**Exercise objective**
In the records that follow, locate every line with "type" and extract it.

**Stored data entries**
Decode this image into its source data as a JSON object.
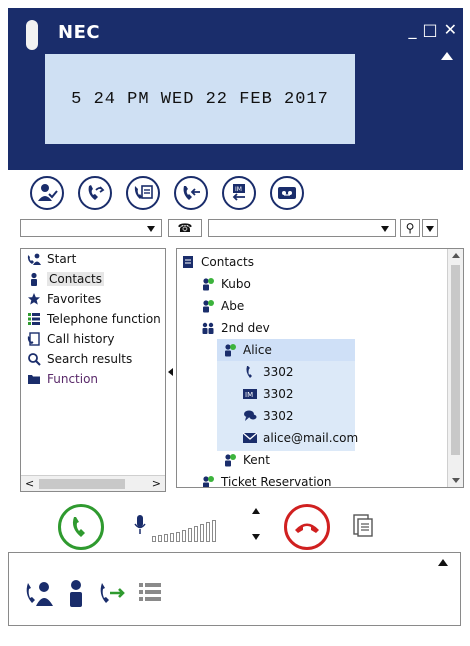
{
  "app": {
    "brand": "NEC",
    "window_controls": {
      "minimize": "_",
      "maximize": "□",
      "close": "✕"
    }
  },
  "display": {
    "lcd_text": "5 24 PM WED 22 FEB 2017"
  },
  "toolbar": {
    "buttons": [
      {
        "icon": "presence-status-icon"
      },
      {
        "icon": "call-forward-icon"
      },
      {
        "icon": "phonebook-icon"
      },
      {
        "icon": "call-pickup-icon"
      },
      {
        "icon": "instant-message-icon"
      },
      {
        "icon": "voicemail-icon"
      }
    ]
  },
  "combos": {
    "left_value": "",
    "phone_glyph": "☎",
    "search_value": "",
    "search_glyph": "⚲"
  },
  "nav": {
    "items": [
      {
        "label": "Start",
        "icon": "start-icon"
      },
      {
        "label": "Contacts",
        "icon": "contacts-icon",
        "selected": true
      },
      {
        "label": "Favorites",
        "icon": "star-icon"
      },
      {
        "label": "Telephone function",
        "icon": "telephone-function-icon"
      },
      {
        "label": "Call history",
        "icon": "call-history-icon"
      },
      {
        "label": "Search results",
        "icon": "search-results-icon"
      },
      {
        "label": "Function",
        "icon": "folder-icon"
      }
    ],
    "scroll_left": "<",
    "scroll_right": ">"
  },
  "tree": {
    "root": "Contacts",
    "contacts": [
      {
        "name": "Kubo"
      },
      {
        "name": "Abe"
      },
      {
        "name": "2nd dev"
      },
      {
        "name": "Alice"
      },
      {
        "name": "3302",
        "type": "phone"
      },
      {
        "name": "3302",
        "type": "im"
      },
      {
        "name": "3302",
        "type": "chat"
      },
      {
        "name": "alice@mail.com",
        "type": "email"
      },
      {
        "name": "Kent"
      },
      {
        "name": "Ticket Reservation"
      }
    ]
  },
  "colors": {
    "header_bg": "#1a2d6b",
    "lcd_bg": "#cfe0f3",
    "answer_green": "#2f9a2f",
    "hangup_red": "#d02020",
    "selection_blue": "#cfe0f7"
  },
  "bottom_panel": {
    "icons": [
      "call-contact-icon",
      "person-icon",
      "call-transfer-icon",
      "list-icon"
    ]
  }
}
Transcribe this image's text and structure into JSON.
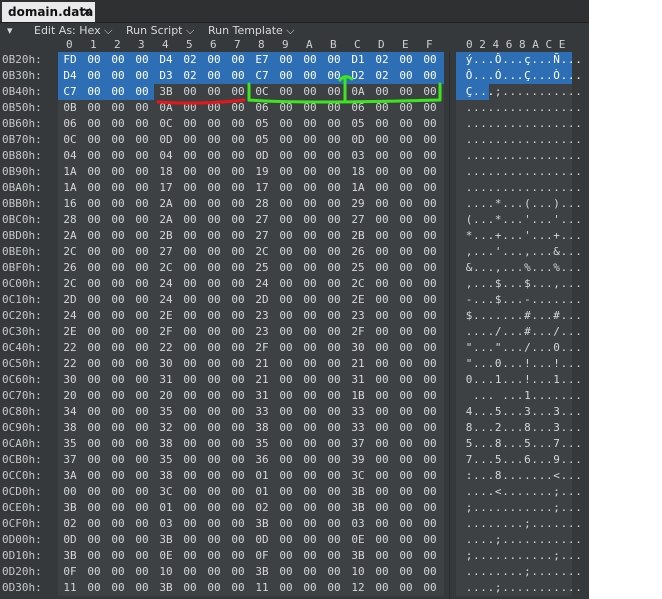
{
  "tab": {
    "title": "domain.data",
    "close_glyph": "✕"
  },
  "toolbar": {
    "arrow_glyph": "▾",
    "edit_as": "Edit As: Hex",
    "run_script": "Run Script",
    "run_template": "Run Template",
    "chevron": "⌵"
  },
  "columns": [
    "0",
    "1",
    "2",
    "3",
    "4",
    "5",
    "6",
    "7",
    "8",
    "9",
    "A",
    "B",
    "C",
    "D",
    "E",
    "F"
  ],
  "ascii_header": "0 2 4 6 8 A C E",
  "rows": [
    {
      "addr": "0B20h:",
      "bytes": [
        "FD",
        "00",
        "00",
        "00",
        "D4",
        "02",
        "00",
        "00",
        "E7",
        "00",
        "00",
        "00",
        "D1",
        "02",
        "00",
        "00"
      ],
      "ascii": [
        "ý",
        ".",
        ".",
        ".",
        "Ô",
        ".",
        ".",
        ".",
        "ç",
        ".",
        ".",
        ".",
        "Ñ",
        ".",
        ".",
        "."
      ]
    },
    {
      "addr": "0B30h:",
      "bytes": [
        "D4",
        "00",
        "00",
        "00",
        "D3",
        "02",
        "00",
        "00",
        "C7",
        "00",
        "00",
        "00",
        "D2",
        "02",
        "00",
        "00"
      ],
      "ascii": [
        "Ô",
        ".",
        ".",
        ".",
        "Ó",
        ".",
        ".",
        ".",
        "Ç",
        ".",
        ".",
        ".",
        "Ò",
        ".",
        ".",
        "."
      ]
    },
    {
      "addr": "0B40h:",
      "bytes": [
        "C7",
        "00",
        "00",
        "00",
        "3B",
        "00",
        "00",
        "00",
        "0C",
        "00",
        "00",
        "00",
        "0A",
        "00",
        "00",
        "00"
      ],
      "ascii": [
        "Ç",
        ".",
        ".",
        ".",
        ";",
        ".",
        ".",
        ".",
        ".",
        ".",
        ".",
        ".",
        ".",
        ".",
        ".",
        "."
      ]
    },
    {
      "addr": "0B50h:",
      "bytes": [
        "0B",
        "00",
        "00",
        "00",
        "0A",
        "00",
        "00",
        "00",
        "06",
        "00",
        "00",
        "00",
        "06",
        "00",
        "00",
        "00"
      ],
      "ascii": [
        ".",
        ".",
        ".",
        ".",
        ".",
        ".",
        ".",
        ".",
        ".",
        ".",
        ".",
        ".",
        ".",
        ".",
        ".",
        "."
      ]
    },
    {
      "addr": "0B60h:",
      "bytes": [
        "06",
        "00",
        "00",
        "00",
        "0C",
        "00",
        "00",
        "00",
        "05",
        "00",
        "00",
        "00",
        "05",
        "00",
        "00",
        "00"
      ],
      "ascii": [
        ".",
        ".",
        ".",
        ".",
        ".",
        ".",
        ".",
        ".",
        ".",
        ".",
        ".",
        ".",
        ".",
        ".",
        ".",
        "."
      ]
    },
    {
      "addr": "0B70h:",
      "bytes": [
        "0C",
        "00",
        "00",
        "00",
        "0D",
        "00",
        "00",
        "00",
        "05",
        "00",
        "00",
        "00",
        "0D",
        "00",
        "00",
        "00"
      ],
      "ascii": [
        ".",
        ".",
        ".",
        ".",
        ".",
        ".",
        ".",
        ".",
        ".",
        ".",
        ".",
        ".",
        ".",
        ".",
        ".",
        "."
      ]
    },
    {
      "addr": "0B80h:",
      "bytes": [
        "04",
        "00",
        "00",
        "00",
        "04",
        "00",
        "00",
        "00",
        "0D",
        "00",
        "00",
        "00",
        "03",
        "00",
        "00",
        "00"
      ],
      "ascii": [
        ".",
        ".",
        ".",
        ".",
        ".",
        ".",
        ".",
        ".",
        ".",
        ".",
        ".",
        ".",
        ".",
        ".",
        ".",
        "."
      ]
    },
    {
      "addr": "0B90h:",
      "bytes": [
        "1A",
        "00",
        "00",
        "00",
        "18",
        "00",
        "00",
        "00",
        "19",
        "00",
        "00",
        "00",
        "18",
        "00",
        "00",
        "00"
      ],
      "ascii": [
        ".",
        ".",
        ".",
        ".",
        ".",
        ".",
        ".",
        ".",
        ".",
        ".",
        ".",
        ".",
        ".",
        ".",
        ".",
        "."
      ]
    },
    {
      "addr": "0BA0h:",
      "bytes": [
        "1A",
        "00",
        "00",
        "00",
        "17",
        "00",
        "00",
        "00",
        "17",
        "00",
        "00",
        "00",
        "1A",
        "00",
        "00",
        "00"
      ],
      "ascii": [
        ".",
        ".",
        ".",
        ".",
        ".",
        ".",
        ".",
        ".",
        ".",
        ".",
        ".",
        ".",
        ".",
        ".",
        ".",
        "."
      ]
    },
    {
      "addr": "0BB0h:",
      "bytes": [
        "16",
        "00",
        "00",
        "00",
        "2A",
        "00",
        "00",
        "00",
        "28",
        "00",
        "00",
        "00",
        "29",
        "00",
        "00",
        "00"
      ],
      "ascii": [
        ".",
        ".",
        ".",
        ".",
        "*",
        ".",
        ".",
        ".",
        "(",
        ".",
        ".",
        ".",
        ")",
        ".",
        ".",
        "."
      ]
    },
    {
      "addr": "0BC0h:",
      "bytes": [
        "28",
        "00",
        "00",
        "00",
        "2A",
        "00",
        "00",
        "00",
        "27",
        "00",
        "00",
        "00",
        "27",
        "00",
        "00",
        "00"
      ],
      "ascii": [
        "(",
        ".",
        ".",
        ".",
        "*",
        ".",
        ".",
        ".",
        "'",
        ".",
        ".",
        ".",
        "'",
        ".",
        ".",
        "."
      ]
    },
    {
      "addr": "0BD0h:",
      "bytes": [
        "2A",
        "00",
        "00",
        "00",
        "2B",
        "00",
        "00",
        "00",
        "27",
        "00",
        "00",
        "00",
        "2B",
        "00",
        "00",
        "00"
      ],
      "ascii": [
        "*",
        ".",
        ".",
        ".",
        "+",
        ".",
        ".",
        ".",
        "'",
        ".",
        ".",
        ".",
        "+",
        ".",
        ".",
        "."
      ]
    },
    {
      "addr": "0BE0h:",
      "bytes": [
        "2C",
        "00",
        "00",
        "00",
        "27",
        "00",
        "00",
        "00",
        "2C",
        "00",
        "00",
        "00",
        "26",
        "00",
        "00",
        "00"
      ],
      "ascii": [
        ",",
        ".",
        ".",
        ".",
        "'",
        ".",
        ".",
        ".",
        ",",
        ".",
        ".",
        ".",
        "&",
        ".",
        ".",
        "."
      ]
    },
    {
      "addr": "0BF0h:",
      "bytes": [
        "26",
        "00",
        "00",
        "00",
        "2C",
        "00",
        "00",
        "00",
        "25",
        "00",
        "00",
        "00",
        "25",
        "00",
        "00",
        "00"
      ],
      "ascii": [
        "&",
        ".",
        ".",
        ".",
        ",",
        ".",
        ".",
        ".",
        "%",
        ".",
        ".",
        ".",
        "%",
        ".",
        ".",
        "."
      ]
    },
    {
      "addr": "0C00h:",
      "bytes": [
        "2C",
        "00",
        "00",
        "00",
        "24",
        "00",
        "00",
        "00",
        "24",
        "00",
        "00",
        "00",
        "2C",
        "00",
        "00",
        "00"
      ],
      "ascii": [
        ",",
        ".",
        ".",
        ".",
        "$",
        ".",
        ".",
        ".",
        "$",
        ".",
        ".",
        ".",
        ",",
        ".",
        ".",
        "."
      ]
    },
    {
      "addr": "0C10h:",
      "bytes": [
        "2D",
        "00",
        "00",
        "00",
        "24",
        "00",
        "00",
        "00",
        "2D",
        "00",
        "00",
        "00",
        "2E",
        "00",
        "00",
        "00"
      ],
      "ascii": [
        "-",
        ".",
        ".",
        ".",
        "$",
        ".",
        ".",
        ".",
        "-",
        ".",
        ".",
        ".",
        ".",
        ".",
        ".",
        "."
      ]
    },
    {
      "addr": "0C20h:",
      "bytes": [
        "24",
        "00",
        "00",
        "00",
        "2E",
        "00",
        "00",
        "00",
        "23",
        "00",
        "00",
        "00",
        "23",
        "00",
        "00",
        "00"
      ],
      "ascii": [
        "$",
        ".",
        ".",
        ".",
        ".",
        ".",
        ".",
        ".",
        "#",
        ".",
        ".",
        ".",
        "#",
        ".",
        ".",
        "."
      ]
    },
    {
      "addr": "0C30h:",
      "bytes": [
        "2E",
        "00",
        "00",
        "00",
        "2F",
        "00",
        "00",
        "00",
        "23",
        "00",
        "00",
        "00",
        "2F",
        "00",
        "00",
        "00"
      ],
      "ascii": [
        ".",
        ".",
        ".",
        ".",
        "/",
        ".",
        ".",
        ".",
        "#",
        ".",
        ".",
        ".",
        "/",
        ".",
        ".",
        "."
      ]
    },
    {
      "addr": "0C40h:",
      "bytes": [
        "22",
        "00",
        "00",
        "00",
        "22",
        "00",
        "00",
        "00",
        "2F",
        "00",
        "00",
        "00",
        "30",
        "00",
        "00",
        "00"
      ],
      "ascii": [
        "\"",
        ".",
        ".",
        ".",
        "\"",
        ".",
        ".",
        ".",
        "/",
        ".",
        ".",
        ".",
        "0",
        ".",
        ".",
        "."
      ]
    },
    {
      "addr": "0C50h:",
      "bytes": [
        "22",
        "00",
        "00",
        "00",
        "30",
        "00",
        "00",
        "00",
        "21",
        "00",
        "00",
        "00",
        "21",
        "00",
        "00",
        "00"
      ],
      "ascii": [
        "\"",
        ".",
        ".",
        ".",
        "0",
        ".",
        ".",
        ".",
        "!",
        ".",
        ".",
        ".",
        "!",
        ".",
        ".",
        "."
      ]
    },
    {
      "addr": "0C60h:",
      "bytes": [
        "30",
        "00",
        "00",
        "00",
        "31",
        "00",
        "00",
        "00",
        "21",
        "00",
        "00",
        "00",
        "31",
        "00",
        "00",
        "00"
      ],
      "ascii": [
        "0",
        ".",
        ".",
        ".",
        "1",
        ".",
        ".",
        ".",
        "!",
        ".",
        ".",
        ".",
        "1",
        ".",
        ".",
        "."
      ]
    },
    {
      "addr": "0C70h:",
      "bytes": [
        "20",
        "00",
        "00",
        "00",
        "20",
        "00",
        "00",
        "00",
        "31",
        "00",
        "00",
        "00",
        "1B",
        "00",
        "00",
        "00"
      ],
      "ascii": [
        " ",
        ".",
        ".",
        ".",
        " ",
        ".",
        ".",
        ".",
        "1",
        ".",
        ".",
        ".",
        ".",
        ".",
        ".",
        "."
      ]
    },
    {
      "addr": "0C80h:",
      "bytes": [
        "34",
        "00",
        "00",
        "00",
        "35",
        "00",
        "00",
        "00",
        "33",
        "00",
        "00",
        "00",
        "33",
        "00",
        "00",
        "00"
      ],
      "ascii": [
        "4",
        ".",
        ".",
        ".",
        "5",
        ".",
        ".",
        ".",
        "3",
        ".",
        ".",
        ".",
        "3",
        ".",
        ".",
        "."
      ]
    },
    {
      "addr": "0C90h:",
      "bytes": [
        "38",
        "00",
        "00",
        "00",
        "32",
        "00",
        "00",
        "00",
        "38",
        "00",
        "00",
        "00",
        "33",
        "00",
        "00",
        "00"
      ],
      "ascii": [
        "8",
        ".",
        ".",
        ".",
        "2",
        ".",
        ".",
        ".",
        "8",
        ".",
        ".",
        ".",
        "3",
        ".",
        ".",
        "."
      ]
    },
    {
      "addr": "0CA0h:",
      "bytes": [
        "35",
        "00",
        "00",
        "00",
        "38",
        "00",
        "00",
        "00",
        "35",
        "00",
        "00",
        "00",
        "37",
        "00",
        "00",
        "00"
      ],
      "ascii": [
        "5",
        ".",
        ".",
        ".",
        "8",
        ".",
        ".",
        ".",
        "5",
        ".",
        ".",
        ".",
        "7",
        ".",
        ".",
        "."
      ]
    },
    {
      "addr": "0CB0h:",
      "bytes": [
        "37",
        "00",
        "00",
        "00",
        "35",
        "00",
        "00",
        "00",
        "36",
        "00",
        "00",
        "00",
        "39",
        "00",
        "00",
        "00"
      ],
      "ascii": [
        "7",
        ".",
        ".",
        ".",
        "5",
        ".",
        ".",
        ".",
        "6",
        ".",
        ".",
        ".",
        "9",
        ".",
        ".",
        "."
      ]
    },
    {
      "addr": "0CC0h:",
      "bytes": [
        "3A",
        "00",
        "00",
        "00",
        "38",
        "00",
        "00",
        "00",
        "01",
        "00",
        "00",
        "00",
        "3C",
        "00",
        "00",
        "00"
      ],
      "ascii": [
        ":",
        ".",
        ".",
        ".",
        "8",
        ".",
        ".",
        ".",
        ".",
        ".",
        ".",
        ".",
        "<",
        ".",
        ".",
        "."
      ]
    },
    {
      "addr": "0CD0h:",
      "bytes": [
        "00",
        "00",
        "00",
        "00",
        "3C",
        "00",
        "00",
        "00",
        "01",
        "00",
        "00",
        "00",
        "3B",
        "00",
        "00",
        "00"
      ],
      "ascii": [
        ".",
        ".",
        ".",
        ".",
        "<",
        ".",
        ".",
        ".",
        ".",
        ".",
        ".",
        ".",
        ";",
        ".",
        ".",
        "."
      ]
    },
    {
      "addr": "0CE0h:",
      "bytes": [
        "3B",
        "00",
        "00",
        "00",
        "01",
        "00",
        "00",
        "00",
        "02",
        "00",
        "00",
        "00",
        "3B",
        "00",
        "00",
        "00"
      ],
      "ascii": [
        ";",
        ".",
        ".",
        ".",
        ".",
        ".",
        ".",
        ".",
        ".",
        ".",
        ".",
        ".",
        ";",
        ".",
        ".",
        "."
      ]
    },
    {
      "addr": "0CF0h:",
      "bytes": [
        "02",
        "00",
        "00",
        "00",
        "03",
        "00",
        "00",
        "00",
        "3B",
        "00",
        "00",
        "00",
        "03",
        "00",
        "00",
        "00"
      ],
      "ascii": [
        ".",
        ".",
        ".",
        ".",
        ".",
        ".",
        ".",
        ".",
        ";",
        ".",
        ".",
        ".",
        ".",
        ".",
        ".",
        "."
      ]
    },
    {
      "addr": "0D00h:",
      "bytes": [
        "0D",
        "00",
        "00",
        "00",
        "3B",
        "00",
        "00",
        "00",
        "0D",
        "00",
        "00",
        "00",
        "0E",
        "00",
        "00",
        "00"
      ],
      "ascii": [
        ".",
        ".",
        ".",
        ".",
        ";",
        ".",
        ".",
        ".",
        ".",
        ".",
        ".",
        ".",
        ".",
        ".",
        ".",
        "."
      ]
    },
    {
      "addr": "0D10h:",
      "bytes": [
        "3B",
        "00",
        "00",
        "00",
        "0E",
        "00",
        "00",
        "00",
        "0F",
        "00",
        "00",
        "00",
        "3B",
        "00",
        "00",
        "00"
      ],
      "ascii": [
        ";",
        ".",
        ".",
        ".",
        ".",
        ".",
        ".",
        ".",
        ".",
        ".",
        ".",
        ".",
        ";",
        ".",
        ".",
        "."
      ]
    },
    {
      "addr": "0D20h:",
      "bytes": [
        "0F",
        "00",
        "00",
        "00",
        "10",
        "00",
        "00",
        "00",
        "3B",
        "00",
        "00",
        "00",
        "10",
        "00",
        "00",
        "00"
      ],
      "ascii": [
        ".",
        ".",
        ".",
        ".",
        ".",
        ".",
        ".",
        ".",
        ";",
        ".",
        ".",
        ".",
        ".",
        ".",
        ".",
        "."
      ]
    },
    {
      "addr": "0D30h:",
      "bytes": [
        "11",
        "00",
        "00",
        "00",
        "3B",
        "00",
        "00",
        "00",
        "11",
        "00",
        "00",
        "00",
        "12",
        "00",
        "00",
        "00"
      ],
      "ascii": [
        ".",
        ".",
        ".",
        ".",
        ";",
        ".",
        ".",
        ".",
        ".",
        ".",
        ".",
        ".",
        ".",
        ".",
        ".",
        "."
      ]
    }
  ],
  "colors": {
    "selection": "#2d6eb4",
    "underline_red": "#e8161a",
    "bracket_green": "#3ce61e"
  }
}
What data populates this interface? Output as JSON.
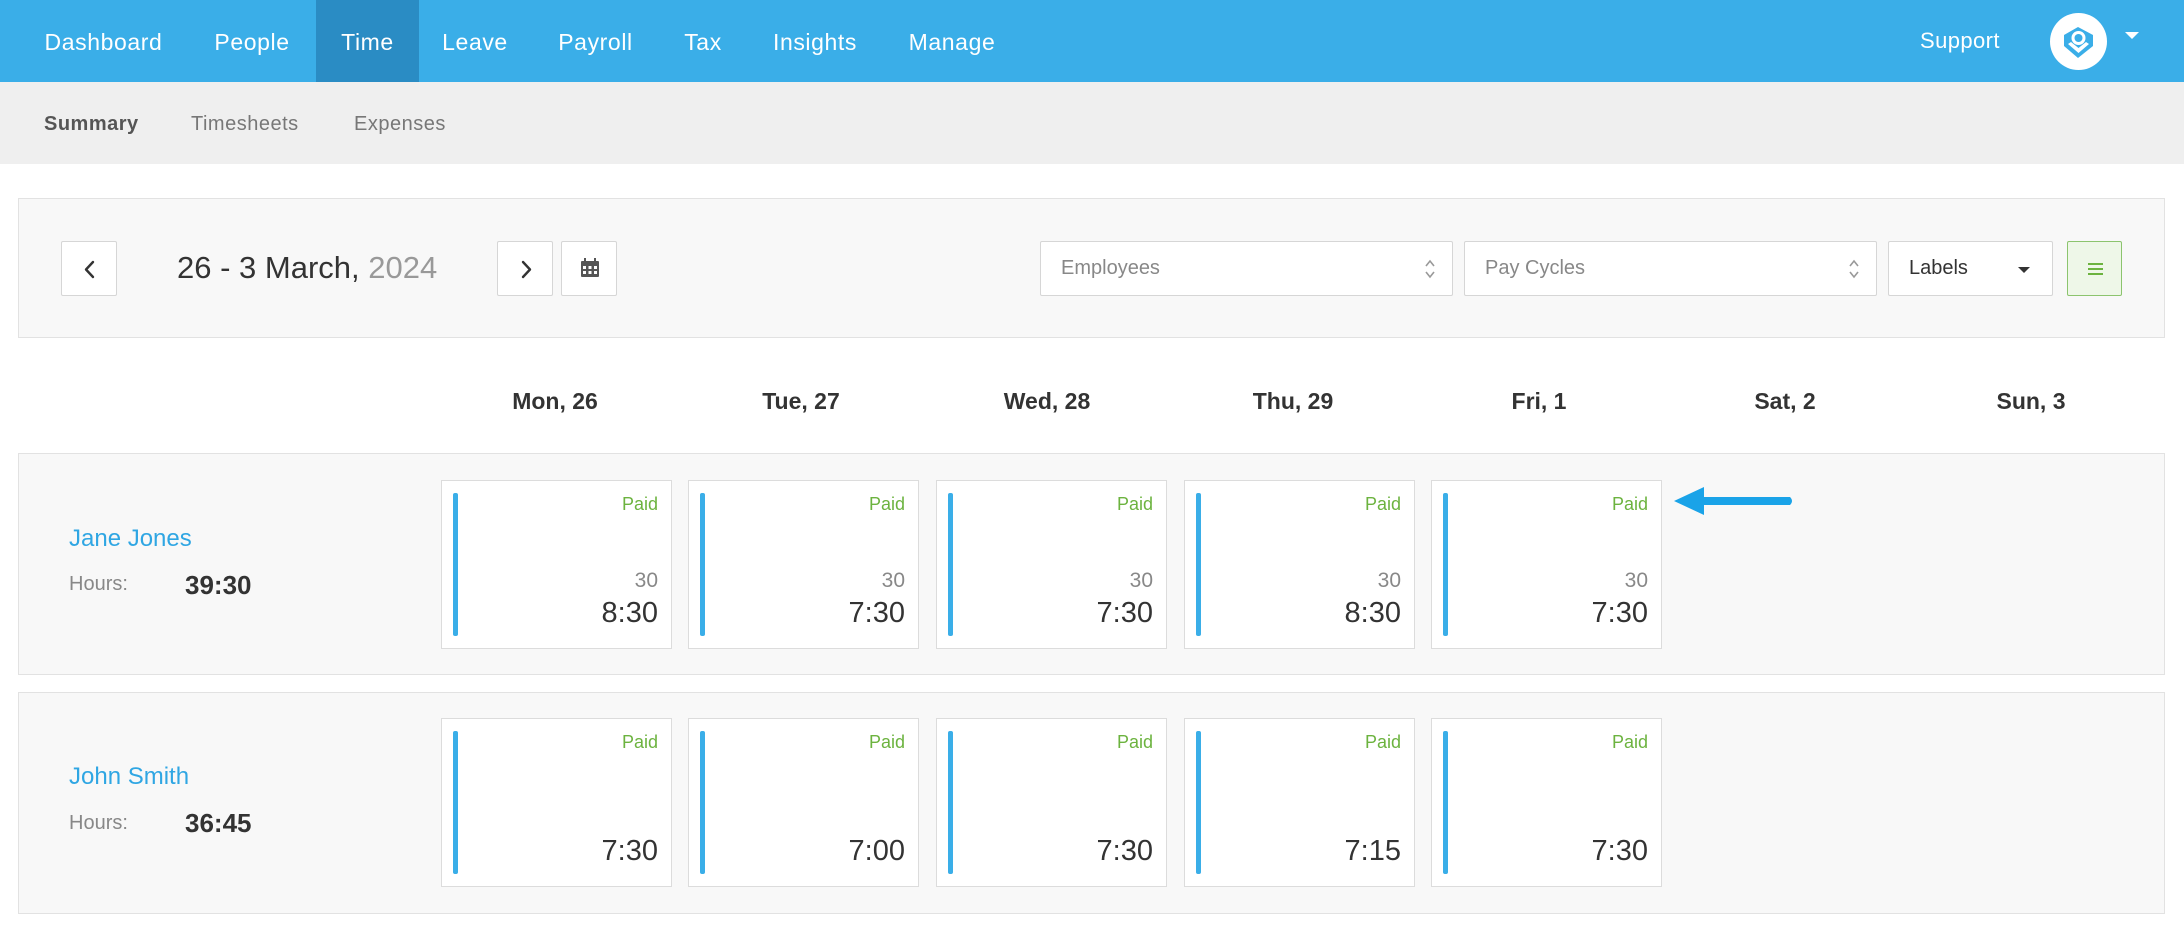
{
  "nav": {
    "items": [
      {
        "label": "Dashboard"
      },
      {
        "label": "People"
      },
      {
        "label": "Time"
      },
      {
        "label": "Leave"
      },
      {
        "label": "Payroll"
      },
      {
        "label": "Tax"
      },
      {
        "label": "Insights"
      },
      {
        "label": "Manage"
      }
    ],
    "active": "Time",
    "support_label": "Support",
    "accent_color": "#3aaee8",
    "active_color": "#2a8cc4"
  },
  "subnav": {
    "items": [
      {
        "label": "Summary"
      },
      {
        "label": "Timesheets"
      },
      {
        "label": "Expenses"
      }
    ],
    "active": "Summary"
  },
  "toolbar": {
    "prev_icon": "chevron-left-icon",
    "next_icon": "chevron-right-icon",
    "calendar_icon": "calendar-icon",
    "date_range": "26 - 3 March,",
    "year": "2024",
    "employees_placeholder": "Employees",
    "pay_cycles_placeholder": "Pay Cycles",
    "labels_value": "Labels",
    "list_view_icon": "list-icon",
    "list_view_color": "#6cb33f"
  },
  "days": [
    "Mon, 26",
    "Tue, 27",
    "Wed, 28",
    "Thu, 29",
    "Fri, 1",
    "Sat, 2",
    "Sun, 3"
  ],
  "hours_label": "Hours:",
  "employees": [
    {
      "name": "Jane Jones",
      "hours": "39:30",
      "entries": [
        {
          "status": "Paid",
          "break": "30",
          "total": "8:30"
        },
        {
          "status": "Paid",
          "break": "30",
          "total": "7:30"
        },
        {
          "status": "Paid",
          "break": "30",
          "total": "7:30"
        },
        {
          "status": "Paid",
          "break": "30",
          "total": "8:30"
        },
        {
          "status": "Paid",
          "break": "30",
          "total": "7:30"
        }
      ]
    },
    {
      "name": "John Smith",
      "hours": "36:45",
      "entries": [
        {
          "status": "Paid",
          "break": "",
          "total": "7:30"
        },
        {
          "status": "Paid",
          "break": "",
          "total": "7:00"
        },
        {
          "status": "Paid",
          "break": "",
          "total": "7:30"
        },
        {
          "status": "Paid",
          "break": "",
          "total": "7:15"
        },
        {
          "status": "Paid",
          "break": "",
          "total": "7:30"
        }
      ]
    }
  ],
  "status_color": "#6cb33f",
  "annotation_arrow_color": "#1aa3e8"
}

**Exercise answer**
        "type": "phone"
        "type": "im"
        "type": "chat"
        "type": "email"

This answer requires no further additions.